**Set exercise:** Write out all lines holding the word "plain".

**Task data:**
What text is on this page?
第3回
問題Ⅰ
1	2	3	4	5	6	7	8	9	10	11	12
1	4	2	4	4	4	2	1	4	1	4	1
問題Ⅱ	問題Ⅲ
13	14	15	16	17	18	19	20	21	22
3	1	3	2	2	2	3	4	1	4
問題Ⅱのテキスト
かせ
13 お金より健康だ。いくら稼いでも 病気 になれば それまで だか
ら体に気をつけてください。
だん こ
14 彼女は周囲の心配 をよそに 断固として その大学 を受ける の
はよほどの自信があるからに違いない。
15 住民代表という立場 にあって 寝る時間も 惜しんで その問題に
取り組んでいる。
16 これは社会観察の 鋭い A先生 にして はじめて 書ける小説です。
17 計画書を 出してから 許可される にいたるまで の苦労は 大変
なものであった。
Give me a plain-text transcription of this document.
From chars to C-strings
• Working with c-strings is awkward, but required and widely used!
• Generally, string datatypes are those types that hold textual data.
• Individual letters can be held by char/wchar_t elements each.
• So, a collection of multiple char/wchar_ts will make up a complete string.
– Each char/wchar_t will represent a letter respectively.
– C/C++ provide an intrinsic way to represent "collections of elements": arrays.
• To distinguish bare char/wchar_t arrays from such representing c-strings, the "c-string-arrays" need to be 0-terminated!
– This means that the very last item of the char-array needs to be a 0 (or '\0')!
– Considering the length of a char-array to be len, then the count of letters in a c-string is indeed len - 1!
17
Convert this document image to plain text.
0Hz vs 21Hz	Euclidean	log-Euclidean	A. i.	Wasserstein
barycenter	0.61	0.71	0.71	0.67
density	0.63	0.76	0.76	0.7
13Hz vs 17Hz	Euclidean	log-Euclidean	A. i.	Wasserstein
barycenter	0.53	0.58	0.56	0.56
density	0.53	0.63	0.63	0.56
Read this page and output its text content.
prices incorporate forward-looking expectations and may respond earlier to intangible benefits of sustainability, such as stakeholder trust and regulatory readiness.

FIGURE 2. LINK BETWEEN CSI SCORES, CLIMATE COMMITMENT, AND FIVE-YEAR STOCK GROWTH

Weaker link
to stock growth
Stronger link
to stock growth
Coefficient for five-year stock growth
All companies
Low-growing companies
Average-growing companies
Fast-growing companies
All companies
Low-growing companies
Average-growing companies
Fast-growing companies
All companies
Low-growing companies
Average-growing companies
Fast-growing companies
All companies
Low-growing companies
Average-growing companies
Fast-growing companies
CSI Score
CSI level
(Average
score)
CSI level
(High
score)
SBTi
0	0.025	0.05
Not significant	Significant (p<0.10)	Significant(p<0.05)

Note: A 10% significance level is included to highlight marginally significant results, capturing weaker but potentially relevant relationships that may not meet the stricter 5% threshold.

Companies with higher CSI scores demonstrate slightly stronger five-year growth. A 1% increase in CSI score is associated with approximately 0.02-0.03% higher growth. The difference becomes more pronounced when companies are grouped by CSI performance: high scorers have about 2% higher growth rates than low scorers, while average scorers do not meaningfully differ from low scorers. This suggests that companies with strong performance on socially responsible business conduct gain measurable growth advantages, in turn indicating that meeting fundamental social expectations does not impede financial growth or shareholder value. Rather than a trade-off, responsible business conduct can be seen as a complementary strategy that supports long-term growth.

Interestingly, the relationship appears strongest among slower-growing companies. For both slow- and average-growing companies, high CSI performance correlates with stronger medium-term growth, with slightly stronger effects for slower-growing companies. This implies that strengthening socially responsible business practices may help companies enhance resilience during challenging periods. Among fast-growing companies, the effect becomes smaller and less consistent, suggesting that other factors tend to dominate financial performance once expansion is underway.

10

**Exercise result:**
Give me a plain-text transcription of this document.
Convert this document image to plain text.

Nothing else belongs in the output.